Recorded data

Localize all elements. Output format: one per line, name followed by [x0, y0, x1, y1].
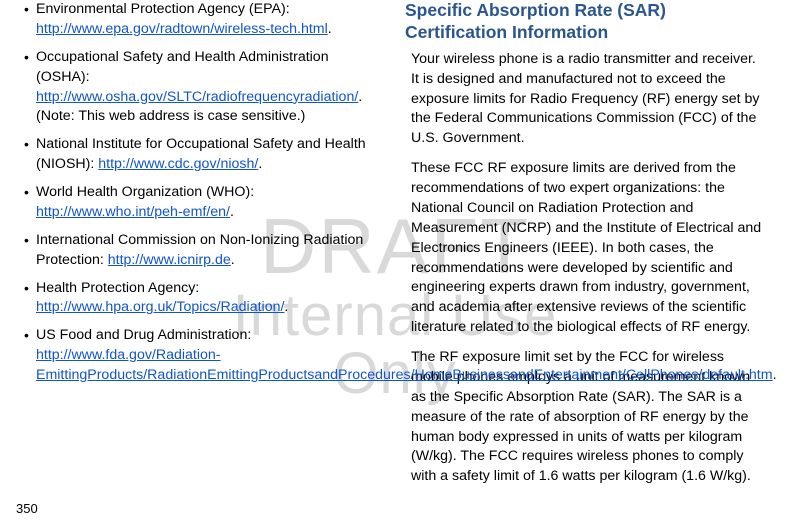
right-column: Specific Absorption Rate (SAR) Certifica…	[395, 0, 776, 526]
item-link[interactable]: http://www.cdc.gov/niosh/	[98, 156, 258, 172]
item-text: US Food and Drug Administration:	[36, 327, 251, 343]
list-item: National Institute for Occupational Safe…	[24, 135, 385, 175]
list-item: International Commission on Non-Ionizing…	[24, 231, 385, 271]
item-after: .	[231, 252, 235, 268]
paragraph: Your wireless phone is a radio transmitt…	[405, 50, 766, 149]
item-text: Health Protection Agency:	[36, 280, 199, 296]
item-link[interactable]: http://www.icnirp.de	[108, 252, 231, 268]
list-item: World Health Organization (WHO): http://…	[24, 183, 385, 223]
left-column: Environmental Protection Agency (EPA): h…	[14, 0, 395, 526]
list-item: Environmental Protection Agency (EPA): h…	[24, 0, 385, 40]
resource-list: Environmental Protection Agency (EPA): h…	[24, 0, 385, 386]
item-after: .	[773, 367, 777, 383]
item-after: .	[328, 21, 332, 37]
item-text: Environmental Protection Agency (EPA):	[36, 1, 290, 17]
page-content: Environmental Protection Agency (EPA): h…	[0, 0, 790, 526]
item-after: .	[284, 299, 288, 315]
paragraph: These FCC RF exposure limits are derived…	[405, 159, 766, 338]
list-item: Health Protection Agency: http://www.hpa…	[24, 279, 385, 319]
item-after: .	[258, 156, 262, 172]
item-after: .	[230, 204, 234, 220]
item-link[interactable]: http://www.who.int/peh-emf/en/	[36, 204, 230, 220]
list-item: Occupational Safety and Health Administr…	[24, 48, 385, 128]
section-heading: Specific Absorption Rate (SAR) Certifica…	[405, 0, 766, 44]
item-link[interactable]: http://www.hpa.org.uk/Topics/Radiation/	[36, 299, 284, 315]
item-text: Occupational Safety and Health Administr…	[36, 49, 329, 85]
item-text: World Health Organization (WHO):	[36, 184, 254, 200]
item-link[interactable]: http://www.osha.gov/SLTC/radiofrequencyr…	[36, 89, 358, 105]
item-link[interactable]: http://www.epa.gov/radtown/wireless-tech…	[36, 21, 328, 37]
list-item: US Food and Drug Administration: http://…	[24, 326, 385, 386]
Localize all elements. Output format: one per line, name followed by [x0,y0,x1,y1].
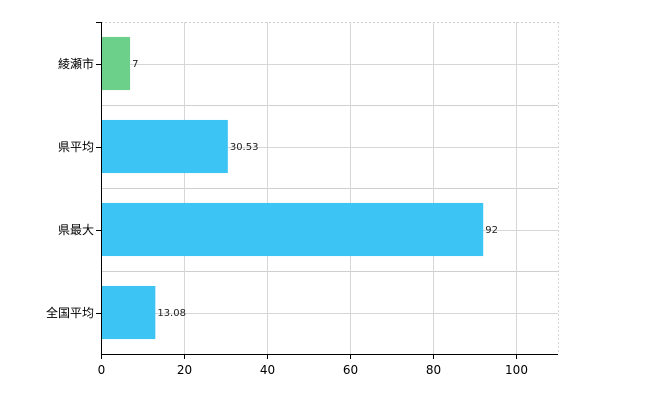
labels: 7 綾瀬市 30.53 県平均 92 県最大 13.08 全国平均 0 20 40 60 80 100 [46,56,528,377]
gridlines [101,22,559,354]
x-tick-label: 60 [343,363,358,377]
data-label: 7 [132,59,138,70]
bar [101,36,131,91]
category-label: 全国平均 [46,305,94,320]
category-label: 県最大 [58,223,94,237]
x-tick-label: 80 [426,363,441,377]
data-label: 30.53 [230,142,259,153]
bar [101,285,156,340]
bars [101,36,484,340]
x-tick-label: 20 [177,363,192,377]
bar [101,202,484,257]
x-tick-label: 100 [505,363,528,377]
category-label: 綾瀬市 [58,56,94,71]
axes [96,22,558,359]
x-tick-label: 0 [98,363,106,377]
data-label: 92 [485,225,498,236]
x-tick-label: 40 [260,363,275,377]
bar [101,119,228,174]
category-label: 県平均 [58,140,94,154]
data-label: 13.08 [157,308,186,319]
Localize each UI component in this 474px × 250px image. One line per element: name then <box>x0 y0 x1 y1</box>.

* GOAL *
Reproduce every line above word for word, leaving out the pictures.

* THE REPLY *
Localize all elements. Output format: one per line, name followed by [x0, y0, x1, y1].
right-column: Specific Absorption Rate (SAR) Certifica…	[395, 0, 776, 526]
item-link[interactable]: http://www.cdc.gov/niosh/	[98, 156, 258, 172]
item-text: US Food and Drug Administration:	[36, 327, 251, 343]
list-item: National Institute for Occupational Safe…	[24, 135, 385, 175]
list-item: International Commission on Non-Ionizing…	[24, 231, 385, 271]
item-after: .	[231, 252, 235, 268]
paragraph: Your wireless phone is a radio transmitt…	[405, 50, 766, 149]
item-text: Health Protection Agency:	[36, 280, 199, 296]
item-link[interactable]: http://www.icnirp.de	[108, 252, 231, 268]
list-item: World Health Organization (WHO): http://…	[24, 183, 385, 223]
left-column: Environmental Protection Agency (EPA): h…	[14, 0, 395, 526]
list-item: Environmental Protection Agency (EPA): h…	[24, 0, 385, 40]
resource-list: Environmental Protection Agency (EPA): h…	[24, 0, 385, 386]
item-after: .	[773, 367, 777, 383]
item-after: .	[328, 21, 332, 37]
item-text: Environmental Protection Agency (EPA):	[36, 1, 290, 17]
page-content: Environmental Protection Agency (EPA): h…	[0, 0, 790, 526]
item-after: .	[284, 299, 288, 315]
paragraph: These FCC RF exposure limits are derived…	[405, 159, 766, 338]
list-item: Health Protection Agency: http://www.hpa…	[24, 279, 385, 319]
item-after: .	[258, 156, 262, 172]
item-after: .	[230, 204, 234, 220]
item-link[interactable]: http://www.who.int/peh-emf/en/	[36, 204, 230, 220]
list-item: Occupational Safety and Health Administr…	[24, 48, 385, 128]
section-heading: Specific Absorption Rate (SAR) Certifica…	[405, 0, 766, 44]
item-link[interactable]: http://www.hpa.org.uk/Topics/Radiation/	[36, 299, 284, 315]
item-text: Occupational Safety and Health Administr…	[36, 49, 329, 85]
item-text: World Health Organization (WHO):	[36, 184, 254, 200]
item-link[interactable]: http://www.osha.gov/SLTC/radiofrequencyr…	[36, 89, 358, 105]
item-link[interactable]: http://www.epa.gov/radtown/wireless-tech…	[36, 21, 328, 37]
list-item: US Food and Drug Administration: http://…	[24, 326, 385, 386]
Localize all elements. Output format: one per line, name followed by [x0,y0,x1,y1].
labels: 7 綾瀬市 30.53 県平均 92 県最大 13.08 全国平均 0 20 40 60 80 100 [46,56,528,377]
gridlines [101,22,559,354]
x-tick-label: 60 [343,363,358,377]
data-label: 7 [132,59,138,70]
bar [101,36,131,91]
category-label: 全国平均 [46,305,94,320]
category-label: 県最大 [58,223,94,237]
x-tick-label: 80 [426,363,441,377]
data-label: 30.53 [230,142,259,153]
bar [101,285,156,340]
bars [101,36,484,340]
x-tick-label: 20 [177,363,192,377]
bar [101,202,484,257]
x-tick-label: 100 [505,363,528,377]
category-label: 綾瀬市 [58,56,94,71]
axes [96,22,558,359]
x-tick-label: 0 [98,363,106,377]
data-label: 92 [485,225,498,236]
x-tick-label: 40 [260,363,275,377]
bar [101,119,228,174]
category-label: 県平均 [58,140,94,154]
data-label: 13.08 [157,308,186,319]
Localize each UI component in this 474px × 250px image. One line per element: name then <box>x0 y0 x1 y1</box>.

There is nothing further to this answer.